Required action 1:
Using the Kohlu District text, answer the following:
(a) In what year was the district established?
(b) What total population does the 2023 Census of Pakistan record for it?
(c) Which district bounds it to the north?
Required action 2:
Reproduce everything in the Kohlu District text from "Kohlu district (کوہلو, )" down to "in the west.".

Text block:
- Map of Balochistan Districts with Kohlu District highlighted
- Country: Pakistan
- Province: Balochistan
- Division: Koh e Sulaiman
- Established: 1974
- Headquarters: Kohlu

Government
- • Type: District Administration
- • Deputy Commissioner: N/A
- • District Chairman: Mir Nisar Ahmed Marri (PTI)
- • District Vice Chairman: Ghazi Khan Loharani (PTI)

Area
- • Total: 7,610 km^{2} (2,940 sq mi)

Population (2023 Census of Pakistan)
- • Total: 260,220
- • Density: 34.2/km^{2} (89/sq mi)

Literacy
- • Literacy rate: Total: (28.53%); Male: (32.65%); Female: (23.93%);
- Time zone: UTC+5 (PST)
- Number of Tehsils: 3

= Kohlu District =

District in Balochistan, Pakistan

Kohlu district (کوہلو, ) is a district of the Balochistan province of Pakistan. It is bounded in the north by Loralai District, with Dera Bugti in the south, Barkhan in the east, and Sibi District in the west.

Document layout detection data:
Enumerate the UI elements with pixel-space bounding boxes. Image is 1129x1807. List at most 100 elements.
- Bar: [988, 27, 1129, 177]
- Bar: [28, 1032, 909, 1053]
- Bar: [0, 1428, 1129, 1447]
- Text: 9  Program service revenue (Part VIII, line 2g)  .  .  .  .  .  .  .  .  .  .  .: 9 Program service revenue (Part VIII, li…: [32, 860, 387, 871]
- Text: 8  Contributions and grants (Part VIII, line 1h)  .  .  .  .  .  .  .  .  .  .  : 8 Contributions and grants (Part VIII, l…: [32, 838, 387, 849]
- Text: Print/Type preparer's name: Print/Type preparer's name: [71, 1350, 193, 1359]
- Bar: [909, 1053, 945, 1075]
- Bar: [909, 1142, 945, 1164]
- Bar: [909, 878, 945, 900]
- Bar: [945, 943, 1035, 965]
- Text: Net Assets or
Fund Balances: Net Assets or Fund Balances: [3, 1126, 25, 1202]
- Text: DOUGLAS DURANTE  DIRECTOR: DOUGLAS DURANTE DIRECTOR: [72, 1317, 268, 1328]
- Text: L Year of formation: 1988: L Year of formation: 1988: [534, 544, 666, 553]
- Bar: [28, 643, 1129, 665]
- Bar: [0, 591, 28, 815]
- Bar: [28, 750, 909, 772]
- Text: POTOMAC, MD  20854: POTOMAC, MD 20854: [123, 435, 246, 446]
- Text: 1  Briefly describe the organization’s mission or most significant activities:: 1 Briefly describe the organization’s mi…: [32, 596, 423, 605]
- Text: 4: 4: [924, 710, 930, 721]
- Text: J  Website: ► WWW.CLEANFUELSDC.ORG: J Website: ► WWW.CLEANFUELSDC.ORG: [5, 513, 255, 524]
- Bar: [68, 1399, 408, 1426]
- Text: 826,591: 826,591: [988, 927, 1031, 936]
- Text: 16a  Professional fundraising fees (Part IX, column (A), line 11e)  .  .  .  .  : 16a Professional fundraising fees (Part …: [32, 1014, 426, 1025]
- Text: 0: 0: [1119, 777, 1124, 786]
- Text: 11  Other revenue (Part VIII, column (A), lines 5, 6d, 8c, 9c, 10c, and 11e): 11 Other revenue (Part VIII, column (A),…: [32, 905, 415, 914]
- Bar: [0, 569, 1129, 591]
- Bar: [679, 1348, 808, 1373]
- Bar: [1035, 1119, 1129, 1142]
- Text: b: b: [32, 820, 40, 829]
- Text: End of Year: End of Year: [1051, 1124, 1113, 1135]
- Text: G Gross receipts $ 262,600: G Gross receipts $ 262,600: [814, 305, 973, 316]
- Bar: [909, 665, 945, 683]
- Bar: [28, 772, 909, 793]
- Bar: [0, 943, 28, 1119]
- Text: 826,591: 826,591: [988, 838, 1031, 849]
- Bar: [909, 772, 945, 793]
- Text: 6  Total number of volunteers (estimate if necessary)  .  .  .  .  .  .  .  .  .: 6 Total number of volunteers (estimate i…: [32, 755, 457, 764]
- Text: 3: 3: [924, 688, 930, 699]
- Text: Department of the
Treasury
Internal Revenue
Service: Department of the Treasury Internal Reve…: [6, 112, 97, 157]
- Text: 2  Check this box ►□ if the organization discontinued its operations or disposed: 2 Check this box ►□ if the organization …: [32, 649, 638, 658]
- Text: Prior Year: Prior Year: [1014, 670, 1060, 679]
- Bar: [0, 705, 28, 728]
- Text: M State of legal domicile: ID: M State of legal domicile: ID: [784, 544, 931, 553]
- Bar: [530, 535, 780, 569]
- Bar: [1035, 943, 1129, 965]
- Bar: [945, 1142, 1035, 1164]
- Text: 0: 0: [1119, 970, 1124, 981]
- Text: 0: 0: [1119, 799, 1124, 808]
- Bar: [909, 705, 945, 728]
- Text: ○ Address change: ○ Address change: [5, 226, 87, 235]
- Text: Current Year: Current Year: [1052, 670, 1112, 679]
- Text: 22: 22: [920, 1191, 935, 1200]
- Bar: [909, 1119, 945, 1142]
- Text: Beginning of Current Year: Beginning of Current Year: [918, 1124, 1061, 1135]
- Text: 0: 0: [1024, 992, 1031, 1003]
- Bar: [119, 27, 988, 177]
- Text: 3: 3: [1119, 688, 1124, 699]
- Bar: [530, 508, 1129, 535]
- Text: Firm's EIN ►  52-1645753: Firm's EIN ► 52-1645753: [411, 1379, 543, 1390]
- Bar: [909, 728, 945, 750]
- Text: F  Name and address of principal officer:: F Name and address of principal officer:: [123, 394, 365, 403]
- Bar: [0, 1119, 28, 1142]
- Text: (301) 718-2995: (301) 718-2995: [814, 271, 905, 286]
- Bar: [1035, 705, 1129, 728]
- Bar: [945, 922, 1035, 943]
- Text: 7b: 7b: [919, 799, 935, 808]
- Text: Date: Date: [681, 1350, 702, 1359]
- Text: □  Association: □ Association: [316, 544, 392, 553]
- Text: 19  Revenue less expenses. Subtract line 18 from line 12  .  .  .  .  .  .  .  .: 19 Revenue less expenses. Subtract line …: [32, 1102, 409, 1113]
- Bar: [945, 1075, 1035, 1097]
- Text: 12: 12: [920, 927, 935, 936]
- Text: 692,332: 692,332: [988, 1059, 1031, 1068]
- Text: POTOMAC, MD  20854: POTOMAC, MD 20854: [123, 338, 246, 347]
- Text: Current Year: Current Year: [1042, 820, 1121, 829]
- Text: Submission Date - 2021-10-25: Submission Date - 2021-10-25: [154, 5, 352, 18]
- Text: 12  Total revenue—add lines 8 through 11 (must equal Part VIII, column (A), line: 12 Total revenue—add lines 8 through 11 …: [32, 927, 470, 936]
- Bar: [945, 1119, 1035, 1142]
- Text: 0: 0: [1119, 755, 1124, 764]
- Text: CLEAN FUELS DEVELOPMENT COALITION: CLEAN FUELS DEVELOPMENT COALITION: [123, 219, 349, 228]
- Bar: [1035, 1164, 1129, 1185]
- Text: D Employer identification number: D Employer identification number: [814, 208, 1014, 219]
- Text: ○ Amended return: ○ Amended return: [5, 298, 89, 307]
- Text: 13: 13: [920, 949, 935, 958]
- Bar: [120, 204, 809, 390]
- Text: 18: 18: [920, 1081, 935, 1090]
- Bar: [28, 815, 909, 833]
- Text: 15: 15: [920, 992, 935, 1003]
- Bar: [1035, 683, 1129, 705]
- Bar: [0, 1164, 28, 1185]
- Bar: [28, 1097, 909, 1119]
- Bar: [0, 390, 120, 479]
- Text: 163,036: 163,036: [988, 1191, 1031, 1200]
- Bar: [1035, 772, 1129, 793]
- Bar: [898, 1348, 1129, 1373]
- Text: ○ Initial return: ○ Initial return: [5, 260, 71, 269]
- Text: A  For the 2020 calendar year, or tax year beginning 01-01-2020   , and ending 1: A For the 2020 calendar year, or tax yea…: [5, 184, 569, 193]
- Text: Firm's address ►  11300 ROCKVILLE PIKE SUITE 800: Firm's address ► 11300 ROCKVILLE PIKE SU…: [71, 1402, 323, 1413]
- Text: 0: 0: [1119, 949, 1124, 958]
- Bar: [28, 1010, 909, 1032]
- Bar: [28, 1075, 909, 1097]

Written answer 1:
(a) 1974
(b) 260,220
(c) Loralai District

Written answer 2:
Kohlu district (کوہلو, ) is a district of the Balochistan province of Pakistan. It is bounded in the north by Loralai District, with Dera Bugti in the south, Barkhan in the east, and Sibi District in the west.